Recorded data
******
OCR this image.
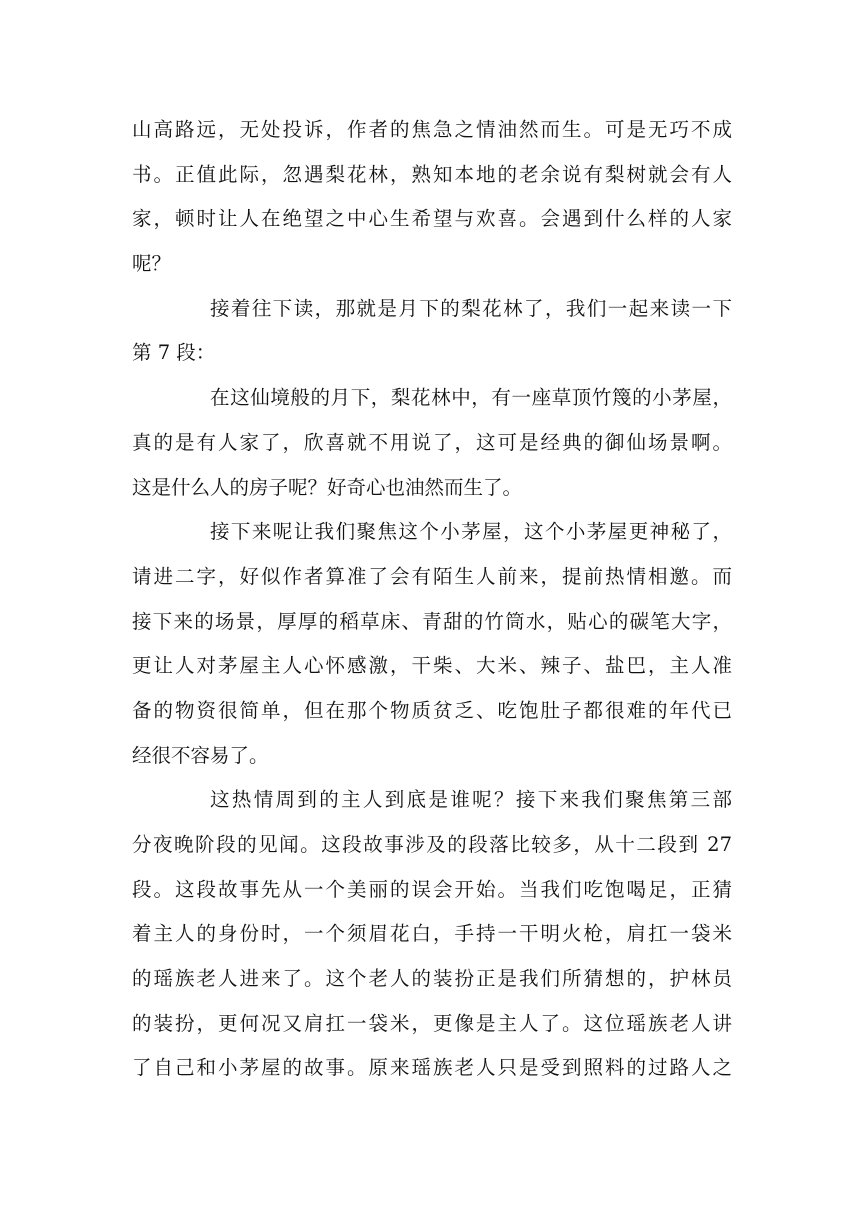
山高路远，无处投诉，作者的焦急之情油然而生。可是无巧不成
书。正值此际，忽遇梨花林，熟知本地的老余说有梨树就会有人
家，顿时让人在绝望之中心生希望与欢喜。会遇到什么样的人家
呢？
接着往下读，那就是月下的梨花林了，我们一起来读一下
第 7 段：
在这仙境般的月下，梨花林中，有一座草顶竹篾的小茅屋，
真的是有人家了，欣喜就不用说了，这可是经典的御仙场景啊。
这是什么人的房子呢？好奇心也油然而生了。
接下来呢让我们聚焦这个小茅屋，这个小茅屋更神秘了，
请进二字，好似作者算准了会有陌生人前来，提前热情相邀。而
接下来的场景，厚厚的稻草床、青甜的竹筒水，贴心的碳笔大字，
更让人对茅屋主人心怀感激，干柴、大米、辣子、盐巴，主人准
备的物资很简单，但在那个物质贫乏、吃饱肚子都很难的年代已
经很不容易了。
这热情周到的主人到底是谁呢？接下来我们聚焦第三部
分夜晚阶段的见闻。这段故事涉及的段落比较多，从十二段到 27
段。这段故事先从一个美丽的误会开始。当我们吃饱喝足，正猜
着主人的身份时，一个须眉花白，手持一干明火枪，肩扛一袋米
的瑶族老人进来了。这个老人的装扮正是我们所猜想的，护林员
的装扮，更何况又肩扛一袋米，更像是主人了。这位瑶族老人讲
了自己和小茅屋的故事。原来瑶族老人只是受到照料的过路人之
******
• [Written instruction]:
Reproduce every entry exactly, but omit each picture.

• [The solution]:
OCR this image.
山高路远，无处投诉，作者的焦急之情油然而生。可是无巧不成
书。正值此际，忽遇梨花林，熟知本地的老余说有梨树就会有人
家，顿时让人在绝望之中心生希望与欢喜。会遇到什么样的人家
呢？
接着往下读，那就是月下的梨花林了，我们一起来读一下
第 7 段：
在这仙境般的月下，梨花林中，有一座草顶竹篾的小茅屋，
真的是有人家了，欣喜就不用说了，这可是经典的御仙场景啊。
这是什么人的房子呢？好奇心也油然而生了。
接下来呢让我们聚焦这个小茅屋，这个小茅屋更神秘了，
请进二字，好似作者算准了会有陌生人前来，提前热情相邀。而
接下来的场景，厚厚的稻草床、青甜的竹筒水，贴心的碳笔大字，
更让人对茅屋主人心怀感激，干柴、大米、辣子、盐巴，主人准
备的物资很简单，但在那个物质贫乏、吃饱肚子都很难的年代已
经很不容易了。
这热情周到的主人到底是谁呢？接下来我们聚焦第三部
分夜晚阶段的见闻。这段故事涉及的段落比较多，从十二段到 27
段。这段故事先从一个美丽的误会开始。当我们吃饱喝足，正猜
着主人的身份时，一个须眉花白，手持一干明火枪，肩扛一袋米
的瑶族老人进来了。这个老人的装扮正是我们所猜想的，护林员
的装扮，更何况又肩扛一袋米，更像是主人了。这位瑶族老人讲
了自己和小茅屋的故事。原来瑶族老人只是受到照料的过路人之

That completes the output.